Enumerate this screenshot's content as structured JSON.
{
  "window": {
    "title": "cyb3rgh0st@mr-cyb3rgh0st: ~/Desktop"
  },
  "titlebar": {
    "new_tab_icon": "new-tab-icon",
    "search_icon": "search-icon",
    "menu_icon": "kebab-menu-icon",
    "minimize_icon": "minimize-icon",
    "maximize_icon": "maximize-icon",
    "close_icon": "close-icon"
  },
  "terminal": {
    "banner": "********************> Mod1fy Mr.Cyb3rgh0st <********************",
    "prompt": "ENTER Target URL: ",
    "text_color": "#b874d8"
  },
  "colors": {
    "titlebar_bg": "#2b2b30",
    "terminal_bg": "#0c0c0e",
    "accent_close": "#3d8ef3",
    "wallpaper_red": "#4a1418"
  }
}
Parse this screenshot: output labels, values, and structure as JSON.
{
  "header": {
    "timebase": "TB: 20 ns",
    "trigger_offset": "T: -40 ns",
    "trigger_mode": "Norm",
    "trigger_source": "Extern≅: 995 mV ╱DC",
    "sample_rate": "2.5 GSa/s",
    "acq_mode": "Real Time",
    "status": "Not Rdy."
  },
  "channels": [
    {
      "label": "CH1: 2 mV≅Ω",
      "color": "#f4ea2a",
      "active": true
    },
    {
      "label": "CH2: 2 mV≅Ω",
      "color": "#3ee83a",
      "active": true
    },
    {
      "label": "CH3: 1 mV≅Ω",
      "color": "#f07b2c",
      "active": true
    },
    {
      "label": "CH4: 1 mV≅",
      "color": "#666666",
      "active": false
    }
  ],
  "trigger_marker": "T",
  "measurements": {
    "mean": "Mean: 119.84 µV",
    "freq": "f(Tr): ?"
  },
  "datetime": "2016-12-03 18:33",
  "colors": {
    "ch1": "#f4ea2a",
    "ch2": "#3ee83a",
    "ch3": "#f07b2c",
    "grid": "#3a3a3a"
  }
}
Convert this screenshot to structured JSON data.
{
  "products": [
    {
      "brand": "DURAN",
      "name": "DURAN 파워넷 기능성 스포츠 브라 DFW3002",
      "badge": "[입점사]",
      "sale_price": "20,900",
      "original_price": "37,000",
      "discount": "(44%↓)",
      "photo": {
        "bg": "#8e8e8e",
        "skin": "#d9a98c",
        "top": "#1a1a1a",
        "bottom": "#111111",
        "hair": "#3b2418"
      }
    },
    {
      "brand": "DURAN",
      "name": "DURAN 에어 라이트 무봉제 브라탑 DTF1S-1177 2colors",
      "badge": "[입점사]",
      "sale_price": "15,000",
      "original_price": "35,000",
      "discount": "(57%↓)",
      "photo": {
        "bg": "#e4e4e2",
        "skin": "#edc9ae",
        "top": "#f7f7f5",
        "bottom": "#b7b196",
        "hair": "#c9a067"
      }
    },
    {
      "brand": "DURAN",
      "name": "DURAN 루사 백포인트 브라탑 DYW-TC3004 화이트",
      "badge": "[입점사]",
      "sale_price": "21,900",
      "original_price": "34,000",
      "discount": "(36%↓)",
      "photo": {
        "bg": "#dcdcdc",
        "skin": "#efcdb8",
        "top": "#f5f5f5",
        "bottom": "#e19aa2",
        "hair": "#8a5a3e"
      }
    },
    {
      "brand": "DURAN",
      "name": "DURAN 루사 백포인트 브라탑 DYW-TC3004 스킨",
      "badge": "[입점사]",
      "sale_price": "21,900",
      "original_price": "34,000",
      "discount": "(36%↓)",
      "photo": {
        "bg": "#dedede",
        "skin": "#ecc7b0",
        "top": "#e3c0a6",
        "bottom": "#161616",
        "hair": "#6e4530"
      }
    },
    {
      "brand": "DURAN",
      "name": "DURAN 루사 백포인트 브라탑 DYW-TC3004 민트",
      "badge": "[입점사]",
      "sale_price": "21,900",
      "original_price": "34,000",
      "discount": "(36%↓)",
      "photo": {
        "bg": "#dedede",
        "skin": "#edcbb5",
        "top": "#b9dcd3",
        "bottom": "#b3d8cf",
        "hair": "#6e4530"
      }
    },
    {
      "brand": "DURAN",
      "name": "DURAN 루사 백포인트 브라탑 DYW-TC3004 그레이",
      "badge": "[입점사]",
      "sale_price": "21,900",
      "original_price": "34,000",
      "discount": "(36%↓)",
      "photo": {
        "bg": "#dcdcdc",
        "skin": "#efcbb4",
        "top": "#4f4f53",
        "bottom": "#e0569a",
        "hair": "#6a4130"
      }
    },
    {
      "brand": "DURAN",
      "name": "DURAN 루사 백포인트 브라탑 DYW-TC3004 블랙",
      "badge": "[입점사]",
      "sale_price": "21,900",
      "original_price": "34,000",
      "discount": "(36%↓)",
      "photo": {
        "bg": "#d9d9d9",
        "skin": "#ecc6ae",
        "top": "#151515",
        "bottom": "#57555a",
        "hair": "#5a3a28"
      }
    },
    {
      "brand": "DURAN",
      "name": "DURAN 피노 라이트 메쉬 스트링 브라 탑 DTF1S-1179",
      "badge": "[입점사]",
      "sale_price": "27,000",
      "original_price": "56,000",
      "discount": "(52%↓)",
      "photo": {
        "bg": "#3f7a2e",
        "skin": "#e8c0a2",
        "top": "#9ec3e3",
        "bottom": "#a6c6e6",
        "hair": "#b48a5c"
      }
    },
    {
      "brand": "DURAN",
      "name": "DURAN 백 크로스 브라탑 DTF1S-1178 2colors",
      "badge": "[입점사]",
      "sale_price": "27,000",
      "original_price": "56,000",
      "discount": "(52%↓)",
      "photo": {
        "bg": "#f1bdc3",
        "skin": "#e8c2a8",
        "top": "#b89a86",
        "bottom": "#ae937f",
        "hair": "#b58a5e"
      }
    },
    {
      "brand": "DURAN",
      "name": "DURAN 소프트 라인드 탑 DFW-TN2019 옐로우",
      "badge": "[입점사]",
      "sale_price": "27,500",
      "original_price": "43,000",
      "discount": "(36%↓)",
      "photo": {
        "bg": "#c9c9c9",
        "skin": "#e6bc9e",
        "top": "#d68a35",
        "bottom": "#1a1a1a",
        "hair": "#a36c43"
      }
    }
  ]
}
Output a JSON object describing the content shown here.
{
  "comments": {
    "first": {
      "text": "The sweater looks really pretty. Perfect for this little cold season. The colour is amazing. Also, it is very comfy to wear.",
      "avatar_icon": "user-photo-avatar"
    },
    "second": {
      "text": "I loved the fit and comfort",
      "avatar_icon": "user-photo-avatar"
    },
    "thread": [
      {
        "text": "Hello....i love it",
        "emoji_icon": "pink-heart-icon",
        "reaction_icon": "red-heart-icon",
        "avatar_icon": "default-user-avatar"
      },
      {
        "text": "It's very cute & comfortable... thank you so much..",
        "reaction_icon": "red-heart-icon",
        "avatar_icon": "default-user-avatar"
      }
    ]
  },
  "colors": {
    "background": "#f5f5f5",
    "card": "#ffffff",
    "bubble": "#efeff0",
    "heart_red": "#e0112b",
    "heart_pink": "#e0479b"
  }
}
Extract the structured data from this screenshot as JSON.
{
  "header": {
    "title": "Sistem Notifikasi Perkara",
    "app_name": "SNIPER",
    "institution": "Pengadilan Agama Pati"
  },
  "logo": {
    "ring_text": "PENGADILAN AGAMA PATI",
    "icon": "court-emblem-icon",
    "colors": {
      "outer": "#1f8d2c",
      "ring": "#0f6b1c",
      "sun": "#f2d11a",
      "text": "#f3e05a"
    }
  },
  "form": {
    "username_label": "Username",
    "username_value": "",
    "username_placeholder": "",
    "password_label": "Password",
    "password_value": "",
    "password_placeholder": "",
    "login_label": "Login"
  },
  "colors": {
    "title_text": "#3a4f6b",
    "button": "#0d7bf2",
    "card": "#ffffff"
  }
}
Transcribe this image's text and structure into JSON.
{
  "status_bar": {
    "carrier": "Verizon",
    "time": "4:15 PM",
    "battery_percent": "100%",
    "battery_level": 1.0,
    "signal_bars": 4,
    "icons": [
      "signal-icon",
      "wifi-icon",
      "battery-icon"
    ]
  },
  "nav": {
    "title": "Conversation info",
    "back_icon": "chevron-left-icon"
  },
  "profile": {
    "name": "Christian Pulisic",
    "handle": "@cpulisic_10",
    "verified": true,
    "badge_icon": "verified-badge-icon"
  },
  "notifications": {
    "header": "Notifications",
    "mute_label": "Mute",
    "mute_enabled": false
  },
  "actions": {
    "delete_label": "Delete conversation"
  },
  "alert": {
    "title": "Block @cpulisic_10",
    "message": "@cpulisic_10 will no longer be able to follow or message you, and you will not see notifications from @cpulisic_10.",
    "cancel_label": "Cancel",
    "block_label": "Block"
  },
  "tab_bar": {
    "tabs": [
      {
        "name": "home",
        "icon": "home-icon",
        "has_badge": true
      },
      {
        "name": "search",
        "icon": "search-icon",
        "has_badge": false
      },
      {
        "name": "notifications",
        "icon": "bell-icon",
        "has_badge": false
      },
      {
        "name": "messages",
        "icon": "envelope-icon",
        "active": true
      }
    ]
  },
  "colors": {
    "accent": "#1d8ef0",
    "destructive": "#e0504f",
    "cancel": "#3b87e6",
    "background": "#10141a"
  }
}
◆ ◆ ◆ ◆
■ **Task directions**
Give the count of lines in the data above that hold the string "verified", with no additional words.

■ **Written solution**
2